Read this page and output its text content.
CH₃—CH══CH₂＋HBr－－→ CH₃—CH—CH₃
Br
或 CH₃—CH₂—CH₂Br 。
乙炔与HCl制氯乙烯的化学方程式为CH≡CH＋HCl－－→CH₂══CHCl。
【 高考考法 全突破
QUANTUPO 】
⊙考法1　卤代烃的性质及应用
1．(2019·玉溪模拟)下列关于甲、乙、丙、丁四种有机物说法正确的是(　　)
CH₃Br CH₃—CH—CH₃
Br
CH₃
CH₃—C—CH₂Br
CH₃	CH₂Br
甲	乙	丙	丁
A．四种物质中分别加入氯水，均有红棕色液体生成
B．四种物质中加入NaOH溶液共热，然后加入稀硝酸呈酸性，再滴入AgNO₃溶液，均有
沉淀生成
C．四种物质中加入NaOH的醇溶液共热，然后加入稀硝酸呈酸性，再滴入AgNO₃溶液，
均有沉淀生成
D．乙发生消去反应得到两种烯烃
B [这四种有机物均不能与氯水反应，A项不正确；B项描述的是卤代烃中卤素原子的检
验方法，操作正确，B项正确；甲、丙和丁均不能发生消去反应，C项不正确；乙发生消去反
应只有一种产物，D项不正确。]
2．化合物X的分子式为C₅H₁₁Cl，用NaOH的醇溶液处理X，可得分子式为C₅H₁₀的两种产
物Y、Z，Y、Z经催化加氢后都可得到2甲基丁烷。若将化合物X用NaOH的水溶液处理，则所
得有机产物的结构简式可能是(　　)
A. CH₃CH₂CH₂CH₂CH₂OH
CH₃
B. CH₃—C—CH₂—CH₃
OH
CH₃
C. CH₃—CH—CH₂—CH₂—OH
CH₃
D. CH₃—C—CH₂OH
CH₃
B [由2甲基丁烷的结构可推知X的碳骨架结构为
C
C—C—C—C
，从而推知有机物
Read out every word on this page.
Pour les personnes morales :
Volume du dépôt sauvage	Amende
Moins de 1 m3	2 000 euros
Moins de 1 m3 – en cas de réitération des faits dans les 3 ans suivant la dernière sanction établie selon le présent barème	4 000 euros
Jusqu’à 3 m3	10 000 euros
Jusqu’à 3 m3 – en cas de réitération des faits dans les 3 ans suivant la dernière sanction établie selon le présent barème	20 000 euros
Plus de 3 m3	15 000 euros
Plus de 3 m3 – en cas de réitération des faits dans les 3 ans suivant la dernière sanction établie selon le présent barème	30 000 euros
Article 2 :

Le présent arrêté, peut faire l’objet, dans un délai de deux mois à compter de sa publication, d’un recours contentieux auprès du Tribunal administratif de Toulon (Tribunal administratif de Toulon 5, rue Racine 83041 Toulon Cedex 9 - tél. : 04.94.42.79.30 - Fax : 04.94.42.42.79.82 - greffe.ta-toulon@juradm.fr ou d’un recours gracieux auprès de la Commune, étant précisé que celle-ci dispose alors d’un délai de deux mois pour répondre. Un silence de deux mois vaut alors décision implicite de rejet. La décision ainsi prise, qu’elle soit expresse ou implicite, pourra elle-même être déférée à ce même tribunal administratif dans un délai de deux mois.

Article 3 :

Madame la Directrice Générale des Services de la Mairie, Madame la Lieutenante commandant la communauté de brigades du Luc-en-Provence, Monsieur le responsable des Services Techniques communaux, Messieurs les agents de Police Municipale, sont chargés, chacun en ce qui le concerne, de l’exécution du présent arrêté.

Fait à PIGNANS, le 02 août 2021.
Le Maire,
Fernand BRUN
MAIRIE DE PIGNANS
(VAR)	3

----

> _Set problem_
Return each line in the records that holds the string "sanction".

> _Solution to this exercise_
Moins de 1 m3 – en cas de réitération des faits dans les 3 ans suivant la dernière sanction établie selon le présent barème	4 000 euros
Jusqu’à 3 m3 – en cas de réitération des faits dans les 3 ans suivant la dernière sanction établie selon le présent barème	20 000 euros
Plus de 3 m3 – en cas de réitération des faits dans les 3 ans suivant la dernière sanction établie selon le présent barème	30 000 euros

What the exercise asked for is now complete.